— BEGIN Excerpted data —

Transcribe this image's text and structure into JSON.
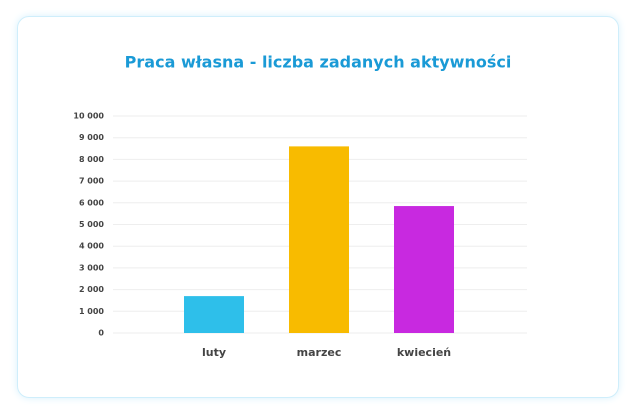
{
  "chart_data": {
    "type": "bar",
    "title": "Praca własna - liczba zadanych aktywności",
    "categories": [
      "luty",
      "marzec",
      "kwiecień"
    ],
    "values": [
      1700,
      8600,
      5850
    ],
    "colors": [
      "#2ebfea",
      "#f8bb00",
      "#c829e0"
    ],
    "ylim": [
      0,
      10000
    ],
    "yticks": [
      0,
      {
        "value": 1000,
        "label": "1 000"
      },
      {
        "value": 2000,
        "label": "2 000"
      },
      {
        "value": 3000,
        "label": "3 000"
      },
      {
        "value": 4000,
        "label": "4 000"
      },
      {
        "value": 5000,
        "label": "5 000"
      },
      {
        "value": 6000,
        "label": "6 000"
      },
      {
        "value": 7000,
        "label": "7 000"
      },
      {
        "value": 8000,
        "label": "8 000"
      },
      {
        "value": 9000,
        "label": "9 000"
      },
      {
        "value": 10000,
        "label": "10 000"
      }
    ],
    "grid": true
  }
}
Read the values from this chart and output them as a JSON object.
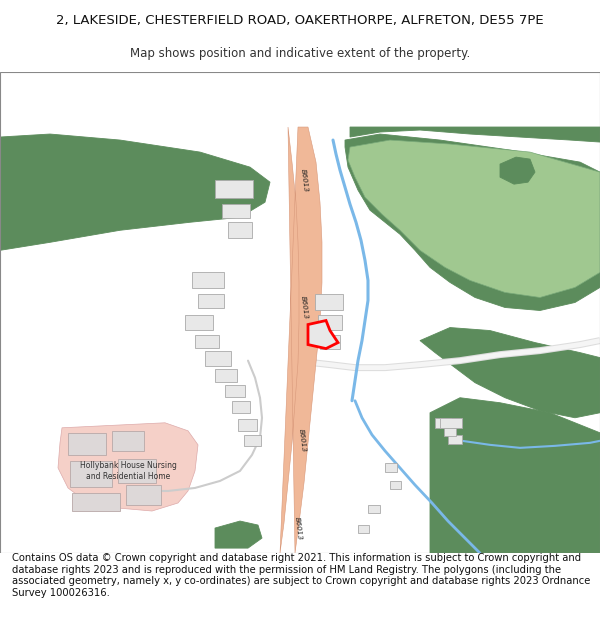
{
  "title_line1": "2, LAKESIDE, CHESTERFIELD ROAD, OAKERTHORPE, ALFRETON, DE55 7PE",
  "title_line2": "Map shows position and indicative extent of the property.",
  "footer_text": "Contains OS data © Crown copyright and database right 2021. This information is subject to Crown copyright and database rights 2023 and is reproduced with the permission of HM Land Registry. The polygons (including the associated geometry, namely x, y co-ordinates) are subject to Crown copyright and database rights 2023 Ordnance Survey 100026316.",
  "bg_color": "#ffffff",
  "title_fontsize": 9.5,
  "subtitle_fontsize": 8.5,
  "footer_fontsize": 7.2,
  "dark_green": "#5c8c5c",
  "light_green": "#a0c890",
  "mid_green": "#7aaa7a",
  "road_color": "#f0b898",
  "stream_color": "#7ab8e8",
  "building_color": "#e0e0e0",
  "building_edge": "#aaaaaa",
  "hollybank_fill": "#f5d0c8",
  "hollybank_edge": "#ddaaaa",
  "prop_fill": "#e8e8e8",
  "prop_edge": "#ff0000"
}
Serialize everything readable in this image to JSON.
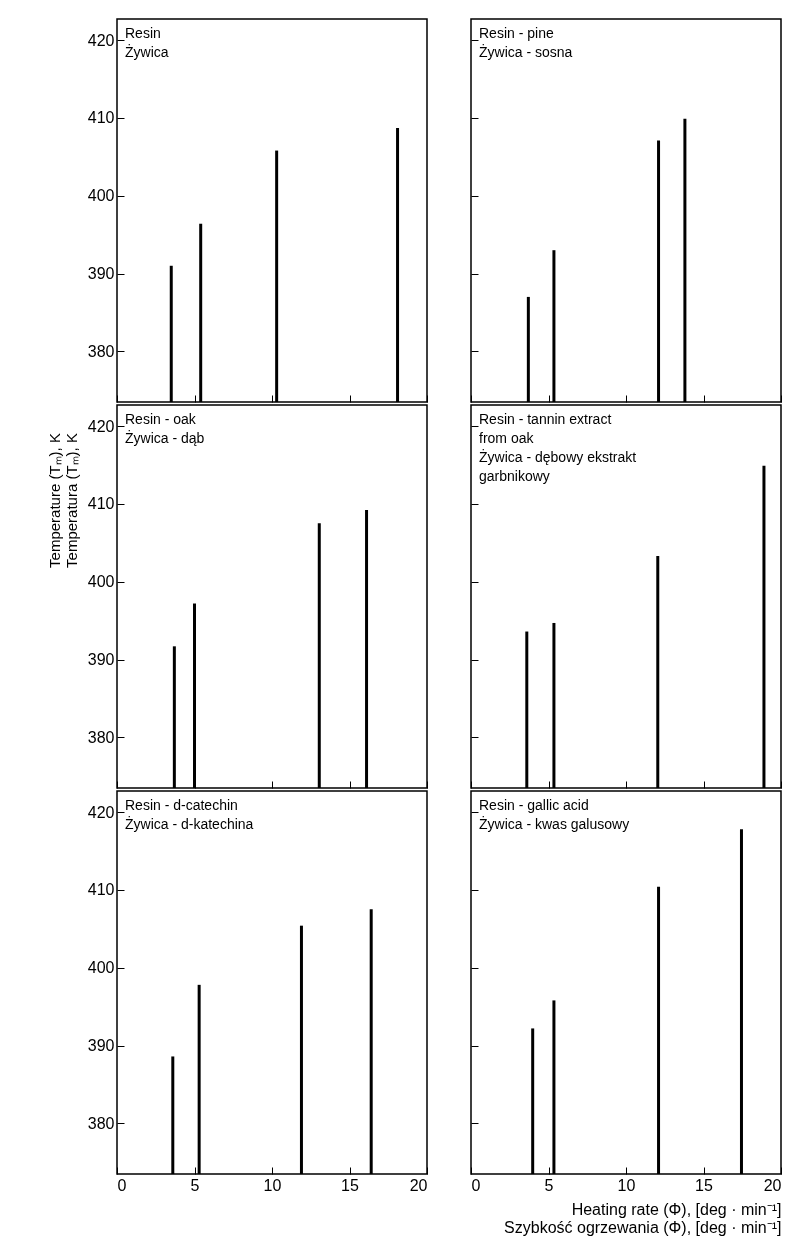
{
  "chart_data": [
    {
      "type": "bar",
      "title": "Resin\nŻywica",
      "x": [
        3.5,
        5.4,
        10.3,
        18.1
      ],
      "values": [
        391.0,
        396.4,
        405.8,
        408.7
      ],
      "color": "#000000",
      "xlim": [
        0,
        20
      ],
      "xticks": [
        0,
        5,
        10,
        15,
        20
      ],
      "ylim": [
        373.5,
        422.7
      ],
      "yticks": [
        380,
        390,
        400,
        410,
        420
      ],
      "tick_labels": "y"
    },
    {
      "type": "bar",
      "title": "Resin - pine\nŻywica - sosna",
      "x": [
        3.7,
        5.35,
        12.1,
        13.8
      ],
      "values": [
        387.0,
        393.0,
        407.1,
        409.9
      ],
      "color": "#000000",
      "xlim": [
        0,
        20
      ],
      "xticks": [
        0,
        5,
        10,
        15,
        20
      ],
      "ylim": [
        373.5,
        422.7
      ],
      "yticks": [
        380,
        390,
        400,
        410,
        420
      ],
      "tick_labels": false
    },
    {
      "type": "bar",
      "title": "Resin - oak\nŻywica - dąb",
      "ylabel": "Temperature (Tₘ), K\nTemperatura (Tₘ), K",
      "x": [
        3.7,
        5.0,
        13.05,
        16.1
      ],
      "values": [
        391.7,
        397.2,
        407.5,
        409.2
      ],
      "color": "#000000",
      "xlim": [
        0,
        20
      ],
      "xticks": [
        0,
        5,
        10,
        15,
        20
      ],
      "ylim": [
        373.5,
        422.7
      ],
      "yticks": [
        380,
        390,
        400,
        410,
        420
      ],
      "tick_labels": "y"
    },
    {
      "type": "bar",
      "title": "Resin - tannin extract\nfrom oak\nŻywica - dębowy ekstrakt\ngarbnikowy",
      "x": [
        3.6,
        5.35,
        12.05,
        18.9
      ],
      "values": [
        393.6,
        394.7,
        403.3,
        414.9
      ],
      "color": "#000000",
      "xlim": [
        0,
        20
      ],
      "xticks": [
        0,
        5,
        10,
        15,
        20
      ],
      "ylim": [
        373.5,
        422.7
      ],
      "yticks": [
        380,
        390,
        400,
        410,
        420
      ],
      "tick_labels": false
    },
    {
      "type": "bar",
      "title": "Resin - d-catechin\nŻywica - d-katechina",
      "x": [
        3.6,
        5.3,
        11.9,
        16.4
      ],
      "values": [
        388.6,
        397.8,
        405.4,
        407.5
      ],
      "color": "#000000",
      "xlim": [
        0,
        20
      ],
      "xticks": [
        0,
        5,
        10,
        15,
        20
      ],
      "ylim": [
        373.5,
        422.7
      ],
      "yticks": [
        380,
        390,
        400,
        410,
        420
      ]
    },
    {
      "type": "bar",
      "title": "Resin - gallic acid\nŻywica - kwas galusowy",
      "xlabel": "Heating rate (Φ), [deg · min⁻¹]\nSzybkość ogrzewania (Φ), [deg · min⁻¹]",
      "x": [
        3.98,
        5.35,
        12.1,
        17.45
      ],
      "values": [
        392.2,
        395.8,
        410.4,
        417.8
      ],
      "color": "#000000",
      "xlim": [
        0,
        20
      ],
      "xticks": [
        0,
        5,
        10,
        15,
        20
      ],
      "ylim": [
        373.5,
        422.7
      ],
      "yticks": [
        380,
        390,
        400,
        410,
        420
      ],
      "tick_labels": "x"
    }
  ]
}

— END Excerpted data —

▶ **Stated exercise**: Repeat each entry precisely as it appears. Leave the pictures out.

▶ **Final result**:
Transcribe this image's text and structure into JSON.
{
  "chart_data": {
    "type": "bar",
    "title": "Praca własna - liczba zadanych aktywności",
    "categories": [
      "luty",
      "marzec",
      "kwiecień"
    ],
    "values": [
      1700,
      8600,
      5850
    ],
    "colors": [
      "#2ebfea",
      "#f8bb00",
      "#c829e0"
    ],
    "ylim": [
      0,
      10000
    ],
    "yticks": [
      0,
      {
        "value": 1000,
        "label": "1 000"
      },
      {
        "value": 2000,
        "label": "2 000"
      },
      {
        "value": 3000,
        "label": "3 000"
      },
      {
        "value": 4000,
        "label": "4 000"
      },
      {
        "value": 5000,
        "label": "5 000"
      },
      {
        "value": 6000,
        "label": "6 000"
      },
      {
        "value": 7000,
        "label": "7 000"
      },
      {
        "value": 8000,
        "label": "8 000"
      },
      {
        "value": 9000,
        "label": "9 000"
      },
      {
        "value": 10000,
        "label": "10 000"
      }
    ],
    "grid": true
  }
}
Read the values from this chart and output them as a JSON object.
{
  "title_line1": "2, LAKESIDE, CHESTERFIELD ROAD, OAKERTHORPE, ALFRETON, DE55 7PE",
  "title_line2": "Map shows position and indicative extent of the property.",
  "footer_text": "Contains OS data © Crown copyright and database right 2021. This information is subject to Crown copyright and database rights 2023 and is reproduced with the permission of HM Land Registry. The polygons (including the associated geometry, namely x, y co-ordinates) are subject to Crown copyright and database rights 2023 Ordnance Survey 100026316.",
  "bg_color": "#ffffff",
  "title_fontsize": 9.5,
  "subtitle_fontsize": 8.5,
  "footer_fontsize": 7.2,
  "dark_green": "#5c8c5c",
  "light_green": "#a0c890",
  "mid_green": "#7aaa7a",
  "road_color": "#f0b898",
  "stream_color": "#7ab8e8",
  "building_color": "#e0e0e0",
  "building_edge": "#aaaaaa",
  "hollybank_fill": "#f5d0c8",
  "hollybank_edge": "#ddaaaa",
  "prop_fill": "#e8e8e8",
  "prop_edge": "#ff0000"
}
Serialize everything readable in this image to JSON.
{
  "chart_data": [
    {
      "type": "bar",
      "title": "Resin\nŻywica",
      "x": [
        3.5,
        5.4,
        10.3,
        18.1
      ],
      "values": [
        391.0,
        396.4,
        405.8,
        408.7
      ],
      "color": "#000000",
      "xlim": [
        0,
        20
      ],
      "xticks": [
        0,
        5,
        10,
        15,
        20
      ],
      "ylim": [
        373.5,
        422.7
      ],
      "yticks": [
        380,
        390,
        400,
        410,
        420
      ],
      "tick_labels": "y"
    },
    {
      "type": "bar",
      "title": "Resin - pine\nŻywica - sosna",
      "x": [
        3.7,
        5.35,
        12.1,
        13.8
      ],
      "values": [
        387.0,
        393.0,
        407.1,
        409.9
      ],
      "color": "#000000",
      "xlim": [
        0,
        20
      ],
      "xticks": [
        0,
        5,
        10,
        15,
        20
      ],
      "ylim": [
        373.5,
        422.7
      ],
      "yticks": [
        380,
        390,
        400,
        410,
        420
      ],
      "tick_labels": false
    },
    {
      "type": "bar",
      "title": "Resin - oak\nŻywica - dąb",
      "ylabel": "Temperature (Tₘ), K\nTemperatura (Tₘ), K",
      "x": [
        3.7,
        5.0,
        13.05,
        16.1
      ],
      "values": [
        391.7,
        397.2,
        407.5,
        409.2
      ],
      "color": "#000000",
      "xlim": [
        0,
        20
      ],
      "xticks": [
        0,
        5,
        10,
        15,
        20
      ],
      "ylim": [
        373.5,
        422.7
      ],
      "yticks": [
        380,
        390,
        400,
        410,
        420
      ],
      "tick_labels": "y"
    },
    {
      "type": "bar",
      "title": "Resin - tannin extract\nfrom oak\nŻywica - dębowy ekstrakt\ngarbnikowy",
      "x": [
        3.6,
        5.35,
        12.05,
        18.9
      ],
      "values": [
        393.6,
        394.7,
        403.3,
        414.9
      ],
      "color": "#000000",
      "xlim": [
        0,
        20
      ],
      "xticks": [
        0,
        5,
        10,
        15,
        20
      ],
      "ylim": [
        373.5,
        422.7
      ],
      "yticks": [
        380,
        390,
        400,
        410,
        420
      ],
      "tick_labels": false
    },
    {
      "type": "bar",
      "title": "Resin - d-catechin\nŻywica - d-katechina",
      "x": [
        3.6,
        5.3,
        11.9,
        16.4
      ],
      "values": [
        388.6,
        397.8,
        405.4,
        407.5
      ],
      "color": "#000000",
      "xlim": [
        0,
        20
      ],
      "xticks": [
        0,
        5,
        10,
        15,
        20
      ],
      "ylim": [
        373.5,
        422.7
      ],
      "yticks": [
        380,
        390,
        400,
        410,
        420
      ]
    },
    {
      "type": "bar",
      "title": "Resin - gallic acid\nŻywica - kwas galusowy",
      "xlabel": "Heating rate (Φ), [deg · min⁻¹]\nSzybkość ogrzewania (Φ), [deg · min⁻¹]",
      "x": [
        3.98,
        5.35,
        12.1,
        17.45
      ],
      "values": [
        392.2,
        395.8,
        410.4,
        417.8
      ],
      "color": "#000000",
      "xlim": [
        0,
        20
      ],
      "xticks": [
        0,
        5,
        10,
        15,
        20
      ],
      "ylim": [
        373.5,
        422.7
      ],
      "yticks": [
        380,
        390,
        400,
        410,
        420
      ],
      "tick_labels": "x"
    }
  ]
}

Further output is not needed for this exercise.